§ **WHAT IS EXPECTED**:
Copy the lines below word for word, starting at the first line of the entries and ending at the line that contains "branch-select-button[interactable]: master xyxy=(25,28,162,67)".

§ **Entries in a dataset**:
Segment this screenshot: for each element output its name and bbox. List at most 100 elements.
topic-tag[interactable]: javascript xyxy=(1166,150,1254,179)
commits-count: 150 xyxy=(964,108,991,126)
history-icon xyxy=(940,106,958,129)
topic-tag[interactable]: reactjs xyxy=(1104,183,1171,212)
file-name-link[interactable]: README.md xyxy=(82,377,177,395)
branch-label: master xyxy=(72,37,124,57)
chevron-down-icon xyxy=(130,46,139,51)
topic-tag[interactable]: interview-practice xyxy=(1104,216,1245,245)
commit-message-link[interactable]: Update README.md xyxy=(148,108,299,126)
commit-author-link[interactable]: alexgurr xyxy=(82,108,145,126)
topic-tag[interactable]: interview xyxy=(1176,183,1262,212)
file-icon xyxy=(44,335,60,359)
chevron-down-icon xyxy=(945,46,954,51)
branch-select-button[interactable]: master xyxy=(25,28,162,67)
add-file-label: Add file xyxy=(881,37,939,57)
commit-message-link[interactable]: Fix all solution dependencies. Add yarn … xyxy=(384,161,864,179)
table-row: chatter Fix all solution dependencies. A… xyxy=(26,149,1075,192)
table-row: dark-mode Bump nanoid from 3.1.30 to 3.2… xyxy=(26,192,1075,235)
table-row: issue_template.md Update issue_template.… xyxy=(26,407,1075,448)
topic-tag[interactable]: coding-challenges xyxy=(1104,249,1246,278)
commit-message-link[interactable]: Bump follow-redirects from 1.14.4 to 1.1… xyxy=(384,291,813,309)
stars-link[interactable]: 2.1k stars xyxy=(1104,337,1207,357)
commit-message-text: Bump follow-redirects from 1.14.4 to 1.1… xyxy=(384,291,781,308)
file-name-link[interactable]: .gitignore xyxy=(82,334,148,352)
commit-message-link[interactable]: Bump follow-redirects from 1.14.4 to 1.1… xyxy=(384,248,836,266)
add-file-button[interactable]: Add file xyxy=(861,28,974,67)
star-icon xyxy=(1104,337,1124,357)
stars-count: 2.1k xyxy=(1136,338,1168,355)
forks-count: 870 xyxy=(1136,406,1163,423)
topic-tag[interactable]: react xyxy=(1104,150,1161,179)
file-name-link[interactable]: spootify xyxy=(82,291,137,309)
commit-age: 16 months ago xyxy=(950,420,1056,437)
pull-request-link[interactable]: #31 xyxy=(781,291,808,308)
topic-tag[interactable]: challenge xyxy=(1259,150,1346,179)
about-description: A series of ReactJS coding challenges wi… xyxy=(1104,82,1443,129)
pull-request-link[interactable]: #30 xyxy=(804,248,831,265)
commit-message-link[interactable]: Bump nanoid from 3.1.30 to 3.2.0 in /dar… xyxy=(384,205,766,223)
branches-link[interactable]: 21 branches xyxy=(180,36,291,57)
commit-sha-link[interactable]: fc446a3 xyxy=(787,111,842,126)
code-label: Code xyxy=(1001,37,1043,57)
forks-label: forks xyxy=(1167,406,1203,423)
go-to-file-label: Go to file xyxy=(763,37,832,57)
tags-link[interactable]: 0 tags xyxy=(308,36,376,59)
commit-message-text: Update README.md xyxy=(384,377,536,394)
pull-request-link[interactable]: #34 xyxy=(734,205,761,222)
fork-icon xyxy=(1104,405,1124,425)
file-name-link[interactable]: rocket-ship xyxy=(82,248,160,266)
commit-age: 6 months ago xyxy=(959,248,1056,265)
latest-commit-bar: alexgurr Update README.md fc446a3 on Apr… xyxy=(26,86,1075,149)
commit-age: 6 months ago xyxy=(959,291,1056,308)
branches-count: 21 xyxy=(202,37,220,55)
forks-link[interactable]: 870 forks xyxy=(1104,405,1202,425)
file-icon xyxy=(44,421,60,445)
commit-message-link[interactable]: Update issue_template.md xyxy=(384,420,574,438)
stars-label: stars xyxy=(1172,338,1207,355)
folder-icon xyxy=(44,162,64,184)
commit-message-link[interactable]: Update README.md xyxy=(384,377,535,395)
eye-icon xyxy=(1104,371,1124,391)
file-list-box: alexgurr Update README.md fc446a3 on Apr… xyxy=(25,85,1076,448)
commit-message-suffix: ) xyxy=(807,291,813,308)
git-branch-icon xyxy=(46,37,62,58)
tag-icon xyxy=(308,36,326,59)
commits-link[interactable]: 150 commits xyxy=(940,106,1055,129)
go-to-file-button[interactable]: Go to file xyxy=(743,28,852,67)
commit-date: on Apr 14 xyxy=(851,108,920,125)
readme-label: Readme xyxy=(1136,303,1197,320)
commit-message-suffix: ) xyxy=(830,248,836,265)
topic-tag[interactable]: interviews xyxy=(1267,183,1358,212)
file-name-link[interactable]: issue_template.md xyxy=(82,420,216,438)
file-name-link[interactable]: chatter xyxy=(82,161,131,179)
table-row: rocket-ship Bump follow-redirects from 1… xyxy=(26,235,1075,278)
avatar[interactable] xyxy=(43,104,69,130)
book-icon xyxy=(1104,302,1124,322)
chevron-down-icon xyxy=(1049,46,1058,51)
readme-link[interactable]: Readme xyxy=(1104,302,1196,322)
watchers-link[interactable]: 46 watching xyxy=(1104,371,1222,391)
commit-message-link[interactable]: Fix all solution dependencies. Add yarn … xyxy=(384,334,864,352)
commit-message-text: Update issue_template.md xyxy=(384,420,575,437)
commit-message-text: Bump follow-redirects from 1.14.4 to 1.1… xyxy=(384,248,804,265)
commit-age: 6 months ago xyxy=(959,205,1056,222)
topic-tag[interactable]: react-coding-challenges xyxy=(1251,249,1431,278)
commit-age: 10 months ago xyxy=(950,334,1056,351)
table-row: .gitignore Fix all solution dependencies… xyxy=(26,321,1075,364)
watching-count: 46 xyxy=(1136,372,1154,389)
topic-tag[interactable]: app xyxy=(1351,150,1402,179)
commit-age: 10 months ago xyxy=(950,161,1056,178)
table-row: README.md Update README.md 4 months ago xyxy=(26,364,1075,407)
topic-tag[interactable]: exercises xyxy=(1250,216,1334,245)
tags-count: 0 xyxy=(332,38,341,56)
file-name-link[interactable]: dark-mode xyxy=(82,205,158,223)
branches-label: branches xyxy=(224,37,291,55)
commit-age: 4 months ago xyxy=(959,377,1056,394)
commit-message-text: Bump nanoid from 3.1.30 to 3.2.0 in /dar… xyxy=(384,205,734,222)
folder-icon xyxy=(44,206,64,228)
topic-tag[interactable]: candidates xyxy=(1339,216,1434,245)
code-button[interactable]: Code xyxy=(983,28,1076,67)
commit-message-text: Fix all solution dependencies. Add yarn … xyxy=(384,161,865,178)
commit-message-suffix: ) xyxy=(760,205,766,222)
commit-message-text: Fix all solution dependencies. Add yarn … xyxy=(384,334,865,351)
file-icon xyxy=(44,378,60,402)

§ **ANSWER TO THIS TASK**:
Segment this screenshot: for each element output its name and bbox. List at most 100 elements.
topic-tag[interactable]: javascript xyxy=(1166,150,1254,179)
commits-count: 150 xyxy=(964,108,991,126)
history-icon xyxy=(940,106,958,129)
topic-tag[interactable]: reactjs xyxy=(1104,183,1171,212)
file-name-link[interactable]: README.md xyxy=(82,377,177,395)
branch-label: master xyxy=(72,37,124,57)
chevron-down-icon xyxy=(130,46,139,51)
topic-tag[interactable]: interview-practice xyxy=(1104,216,1245,245)
commit-message-link[interactable]: Update README.md xyxy=(148,108,299,126)
commit-author-link[interactable]: alexgurr xyxy=(82,108,145,126)
topic-tag[interactable]: interview xyxy=(1176,183,1262,212)
file-icon xyxy=(44,335,60,359)
chevron-down-icon xyxy=(945,46,954,51)
branch-select-button[interactable]: master xyxy=(25,28,162,67)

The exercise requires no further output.